Data entries for graphics:
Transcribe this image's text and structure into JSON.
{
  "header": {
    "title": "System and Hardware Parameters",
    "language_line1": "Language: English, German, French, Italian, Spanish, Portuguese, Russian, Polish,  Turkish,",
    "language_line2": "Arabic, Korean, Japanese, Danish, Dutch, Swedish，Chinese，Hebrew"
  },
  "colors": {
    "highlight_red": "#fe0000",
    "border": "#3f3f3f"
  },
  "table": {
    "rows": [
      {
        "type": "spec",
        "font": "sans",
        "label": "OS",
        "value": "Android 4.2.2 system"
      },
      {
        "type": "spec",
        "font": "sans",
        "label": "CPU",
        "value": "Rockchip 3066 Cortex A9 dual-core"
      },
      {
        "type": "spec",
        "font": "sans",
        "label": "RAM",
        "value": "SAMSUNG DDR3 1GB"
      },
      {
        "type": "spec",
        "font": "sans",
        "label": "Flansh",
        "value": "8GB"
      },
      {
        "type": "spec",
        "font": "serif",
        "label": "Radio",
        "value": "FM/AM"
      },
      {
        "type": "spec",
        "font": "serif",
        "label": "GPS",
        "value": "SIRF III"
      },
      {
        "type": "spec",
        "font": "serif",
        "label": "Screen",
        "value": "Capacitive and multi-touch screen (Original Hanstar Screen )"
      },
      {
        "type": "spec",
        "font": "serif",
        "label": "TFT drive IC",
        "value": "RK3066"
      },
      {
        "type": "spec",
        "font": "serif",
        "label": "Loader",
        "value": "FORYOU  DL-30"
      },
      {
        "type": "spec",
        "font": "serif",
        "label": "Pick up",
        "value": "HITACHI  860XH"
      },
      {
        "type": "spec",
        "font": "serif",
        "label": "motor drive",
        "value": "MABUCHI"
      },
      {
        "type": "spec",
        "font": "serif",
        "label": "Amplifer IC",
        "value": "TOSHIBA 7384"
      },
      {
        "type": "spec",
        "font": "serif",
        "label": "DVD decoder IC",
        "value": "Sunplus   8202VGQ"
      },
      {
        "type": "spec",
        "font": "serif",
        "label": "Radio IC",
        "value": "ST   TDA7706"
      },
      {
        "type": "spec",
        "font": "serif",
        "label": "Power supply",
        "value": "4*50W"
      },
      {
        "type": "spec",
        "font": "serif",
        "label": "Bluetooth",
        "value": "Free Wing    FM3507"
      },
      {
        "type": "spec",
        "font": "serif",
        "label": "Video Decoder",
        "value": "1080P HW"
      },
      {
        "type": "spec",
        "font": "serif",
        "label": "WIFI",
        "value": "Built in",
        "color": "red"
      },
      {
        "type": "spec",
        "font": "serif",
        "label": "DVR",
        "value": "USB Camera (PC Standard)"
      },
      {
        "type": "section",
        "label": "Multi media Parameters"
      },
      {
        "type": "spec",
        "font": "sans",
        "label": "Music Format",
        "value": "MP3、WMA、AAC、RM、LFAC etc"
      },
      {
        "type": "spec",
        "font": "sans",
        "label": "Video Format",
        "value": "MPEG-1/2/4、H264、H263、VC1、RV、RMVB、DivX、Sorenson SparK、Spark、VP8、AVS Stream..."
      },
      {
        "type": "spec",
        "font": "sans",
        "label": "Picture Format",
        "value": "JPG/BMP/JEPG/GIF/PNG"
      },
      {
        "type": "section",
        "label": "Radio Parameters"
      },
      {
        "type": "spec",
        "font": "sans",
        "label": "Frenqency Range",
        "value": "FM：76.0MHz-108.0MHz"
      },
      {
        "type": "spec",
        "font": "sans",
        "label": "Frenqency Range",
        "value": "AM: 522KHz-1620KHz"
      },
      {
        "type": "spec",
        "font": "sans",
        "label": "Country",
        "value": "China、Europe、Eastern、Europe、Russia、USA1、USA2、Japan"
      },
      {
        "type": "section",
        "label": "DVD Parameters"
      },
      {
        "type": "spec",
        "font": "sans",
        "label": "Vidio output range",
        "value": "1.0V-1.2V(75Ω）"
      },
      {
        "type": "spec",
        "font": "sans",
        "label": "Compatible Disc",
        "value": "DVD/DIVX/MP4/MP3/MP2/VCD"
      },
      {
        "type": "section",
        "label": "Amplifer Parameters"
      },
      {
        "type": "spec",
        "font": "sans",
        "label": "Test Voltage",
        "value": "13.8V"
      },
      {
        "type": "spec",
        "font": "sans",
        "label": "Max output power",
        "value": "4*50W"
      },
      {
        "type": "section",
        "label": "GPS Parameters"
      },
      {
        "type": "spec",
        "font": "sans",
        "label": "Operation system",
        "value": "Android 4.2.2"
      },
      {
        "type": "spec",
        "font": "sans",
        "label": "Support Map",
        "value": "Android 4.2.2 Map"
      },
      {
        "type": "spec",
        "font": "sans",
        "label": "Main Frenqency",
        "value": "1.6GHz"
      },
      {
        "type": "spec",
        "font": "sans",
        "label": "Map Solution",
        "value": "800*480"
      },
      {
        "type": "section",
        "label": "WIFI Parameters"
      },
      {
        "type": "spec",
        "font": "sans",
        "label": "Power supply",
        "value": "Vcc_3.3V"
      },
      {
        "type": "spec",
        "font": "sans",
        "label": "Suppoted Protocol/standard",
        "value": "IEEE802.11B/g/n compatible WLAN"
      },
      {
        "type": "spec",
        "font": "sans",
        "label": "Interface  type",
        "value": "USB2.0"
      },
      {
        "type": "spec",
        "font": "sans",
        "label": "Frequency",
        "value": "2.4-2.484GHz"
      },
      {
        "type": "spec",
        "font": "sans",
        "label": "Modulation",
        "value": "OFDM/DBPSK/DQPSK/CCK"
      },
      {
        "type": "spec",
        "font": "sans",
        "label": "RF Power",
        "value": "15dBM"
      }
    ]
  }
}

JOB.
Search the data for "Format". Copy every matching line.

THE REPLY.
        "label": "Music Format",
        "label": "Video Format",
        "label": "Picture Format",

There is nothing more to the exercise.